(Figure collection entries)
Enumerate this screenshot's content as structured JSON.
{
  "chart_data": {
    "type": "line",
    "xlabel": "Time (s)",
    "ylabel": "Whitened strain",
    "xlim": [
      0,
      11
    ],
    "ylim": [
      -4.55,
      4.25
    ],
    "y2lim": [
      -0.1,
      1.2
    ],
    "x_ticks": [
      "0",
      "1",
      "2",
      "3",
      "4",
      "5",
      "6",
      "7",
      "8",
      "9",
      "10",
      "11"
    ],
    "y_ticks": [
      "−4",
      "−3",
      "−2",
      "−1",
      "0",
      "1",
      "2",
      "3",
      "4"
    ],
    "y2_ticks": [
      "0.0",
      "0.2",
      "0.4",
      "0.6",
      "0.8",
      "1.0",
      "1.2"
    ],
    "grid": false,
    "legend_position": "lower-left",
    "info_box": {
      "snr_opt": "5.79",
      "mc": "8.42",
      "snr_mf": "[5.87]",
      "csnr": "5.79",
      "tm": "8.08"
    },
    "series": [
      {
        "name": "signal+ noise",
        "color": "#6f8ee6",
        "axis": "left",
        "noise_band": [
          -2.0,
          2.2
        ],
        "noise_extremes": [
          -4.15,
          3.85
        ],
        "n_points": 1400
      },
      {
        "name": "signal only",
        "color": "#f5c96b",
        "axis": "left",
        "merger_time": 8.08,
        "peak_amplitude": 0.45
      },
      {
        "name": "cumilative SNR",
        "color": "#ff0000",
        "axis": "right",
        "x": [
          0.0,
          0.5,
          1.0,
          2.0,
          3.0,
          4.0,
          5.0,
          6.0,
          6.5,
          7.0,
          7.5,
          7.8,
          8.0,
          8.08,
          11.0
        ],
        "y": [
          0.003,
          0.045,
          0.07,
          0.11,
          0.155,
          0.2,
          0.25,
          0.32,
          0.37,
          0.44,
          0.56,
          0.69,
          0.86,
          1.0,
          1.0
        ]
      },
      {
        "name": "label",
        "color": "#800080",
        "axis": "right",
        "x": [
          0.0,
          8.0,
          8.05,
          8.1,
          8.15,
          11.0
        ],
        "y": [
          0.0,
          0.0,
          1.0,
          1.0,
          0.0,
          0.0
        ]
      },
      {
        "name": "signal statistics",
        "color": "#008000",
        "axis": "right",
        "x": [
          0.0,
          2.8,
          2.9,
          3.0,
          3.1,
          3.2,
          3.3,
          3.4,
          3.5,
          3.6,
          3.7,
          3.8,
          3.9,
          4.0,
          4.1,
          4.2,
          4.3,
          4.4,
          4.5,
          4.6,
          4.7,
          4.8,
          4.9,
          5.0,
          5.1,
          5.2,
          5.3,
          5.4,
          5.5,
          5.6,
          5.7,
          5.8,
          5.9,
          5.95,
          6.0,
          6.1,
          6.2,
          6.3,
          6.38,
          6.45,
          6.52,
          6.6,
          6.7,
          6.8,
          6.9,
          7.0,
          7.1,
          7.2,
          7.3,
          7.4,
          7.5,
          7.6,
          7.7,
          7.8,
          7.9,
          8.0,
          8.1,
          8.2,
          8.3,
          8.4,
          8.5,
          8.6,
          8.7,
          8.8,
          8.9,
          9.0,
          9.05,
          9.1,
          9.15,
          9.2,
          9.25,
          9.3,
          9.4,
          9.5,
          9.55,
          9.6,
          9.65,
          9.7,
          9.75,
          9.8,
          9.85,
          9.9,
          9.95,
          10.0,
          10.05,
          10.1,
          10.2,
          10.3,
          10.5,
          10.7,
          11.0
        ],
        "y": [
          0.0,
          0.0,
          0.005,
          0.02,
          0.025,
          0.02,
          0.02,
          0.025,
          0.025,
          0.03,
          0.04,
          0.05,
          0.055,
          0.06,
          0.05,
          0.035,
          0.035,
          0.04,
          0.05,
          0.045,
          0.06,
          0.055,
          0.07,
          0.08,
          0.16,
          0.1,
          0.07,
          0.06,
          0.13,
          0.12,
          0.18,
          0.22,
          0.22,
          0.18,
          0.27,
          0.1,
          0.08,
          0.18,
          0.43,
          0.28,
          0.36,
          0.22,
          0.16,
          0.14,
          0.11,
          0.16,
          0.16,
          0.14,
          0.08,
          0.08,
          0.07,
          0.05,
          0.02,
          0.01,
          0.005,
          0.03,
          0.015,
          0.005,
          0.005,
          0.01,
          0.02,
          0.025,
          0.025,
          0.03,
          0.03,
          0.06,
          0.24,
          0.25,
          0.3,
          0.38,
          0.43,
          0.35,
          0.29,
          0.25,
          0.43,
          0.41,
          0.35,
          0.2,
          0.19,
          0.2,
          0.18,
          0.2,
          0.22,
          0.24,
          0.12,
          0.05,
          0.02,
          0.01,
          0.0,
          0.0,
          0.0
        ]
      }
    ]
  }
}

* **Problem statement**: Repeat the listing above without any change.

* **Task answer**:
Enumerate this screenshot's content as structured JSON.
{
  "chart_data": {
    "type": "line",
    "xlabel": "Time (s)",
    "ylabel": "Whitened strain",
    "xlim": [
      0,
      11
    ],
    "ylim": [
      -4.55,
      4.25
    ],
    "y2lim": [
      -0.1,
      1.2
    ],
    "x_ticks": [
      "0",
      "1",
      "2",
      "3",
      "4",
      "5",
      "6",
      "7",
      "8",
      "9",
      "10",
      "11"
    ],
    "y_ticks": [
      "−4",
      "−3",
      "−2",
      "−1",
      "0",
      "1",
      "2",
      "3",
      "4"
    ],
    "y2_ticks": [
      "0.0",
      "0.2",
      "0.4",
      "0.6",
      "0.8",
      "1.0",
      "1.2"
    ],
    "grid": false,
    "legend_position": "lower-left",
    "info_box": {
      "snr_opt": "5.79",
      "mc": "8.42",
      "snr_mf": "[5.87]",
      "csnr": "5.79",
      "tm": "8.08"
    },
    "series": [
      {
        "name": "signal+ noise",
        "color": "#6f8ee6",
        "axis": "left",
        "noise_band": [
          -2.0,
          2.2
        ],
        "noise_extremes": [
          -4.15,
          3.85
        ],
        "n_points": 1400
      },
      {
        "name": "signal only",
        "color": "#f5c96b",
        "axis": "left",
        "merger_time": 8.08,
        "peak_amplitude": 0.45
      },
      {
        "name": "cumilative SNR",
        "color": "#ff0000",
        "axis": "right",
        "x": [
          0.0,
          0.5,
          1.0,
          2.0,
          3.0,
          4.0,
          5.0,
          6.0,
          6.5,
          7.0,
          7.5,
          7.8,
          8.0,
          8.08,
          11.0
        ],
        "y": [
          0.003,
          0.045,
          0.07,
          0.11,
          0.155,
          0.2,
          0.25,
          0.32,
          0.37,
          0.44,
          0.56,
          0.69,
          0.86,
          1.0,
          1.0
        ]
      },
      {
        "name": "label",
        "color": "#800080",
        "axis": "right",
        "x": [
          0.0,
          8.0,
          8.05,
          8.1,
          8.15,
          11.0
        ],
        "y": [
          0.0,
          0.0,
          1.0,
          1.0,
          0.0,
          0.0
        ]
      },
      {
        "name": "signal statistics",
        "color": "#008000",
        "axis": "right",
        "x": [
          0.0,
          2.8,
          2.9,
          3.0,
          3.1,
          3.2,
          3.3,
          3.4,
          3.5,
          3.6,
          3.7,
          3.8,
          3.9,
          4.0,
          4.1,
          4.2,
          4.3,
          4.4,
          4.5,
          4.6,
          4.7,
          4.8,
          4.9,
          5.0,
          5.1,
          5.2,
          5.3,
          5.4,
          5.5,
          5.6,
          5.7,
          5.8,
          5.9,
          5.95,
          6.0,
          6.1,
          6.2,
          6.3,
          6.38,
          6.45,
          6.52,
          6.6,
          6.7,
          6.8,
          6.9,
          7.0,
          7.1,
          7.2,
          7.3,
          7.4,
          7.5,
          7.6,
          7.7,
          7.8,
          7.9,
          8.0,
          8.1,
          8.2,
          8.3,
          8.4,
          8.5,
          8.6,
          8.7,
          8.8,
          8.9,
          9.0,
          9.05,
          9.1,
          9.15,
          9.2,
          9.25,
          9.3,
          9.4,
          9.5,
          9.55,
          9.6,
          9.65,
          9.7,
          9.75,
          9.8,
          9.85,
          9.9,
          9.95,
          10.0,
          10.05,
          10.1,
          10.2,
          10.3,
          10.5,
          10.7,
          11.0
        ],
        "y": [
          0.0,
          0.0,
          0.005,
          0.02,
          0.025,
          0.02,
          0.02,
          0.025,
          0.025,
          0.03,
          0.04,
          0.05,
          0.055,
          0.06,
          0.05,
          0.035,
          0.035,
          0.04,
          0.05,
          0.045,
          0.06,
          0.055,
          0.07,
          0.08,
          0.16,
          0.1,
          0.07,
          0.06,
          0.13,
          0.12,
          0.18,
          0.22,
          0.22,
          0.18,
          0.27,
          0.1,
          0.08,
          0.18,
          0.43,
          0.28,
          0.36,
          0.22,
          0.16,
          0.14,
          0.11,
          0.16,
          0.16,
          0.14,
          0.08,
          0.08,
          0.07,
          0.05,
          0.02,
          0.01,
          0.005,
          0.03,
          0.015,
          0.005,
          0.005,
          0.01,
          0.02,
          0.025,
          0.025,
          0.03,
          0.03,
          0.06,
          0.24,
          0.25,
          0.3,
          0.38,
          0.43,
          0.35,
          0.29,
          0.25,
          0.43,
          0.41,
          0.35,
          0.2,
          0.19,
          0.2,
          0.18,
          0.2,
          0.22,
          0.24,
          0.12,
          0.05,
          0.02,
          0.01,
          0.0,
          0.0,
          0.0
        ]
      }
    ]
  }
}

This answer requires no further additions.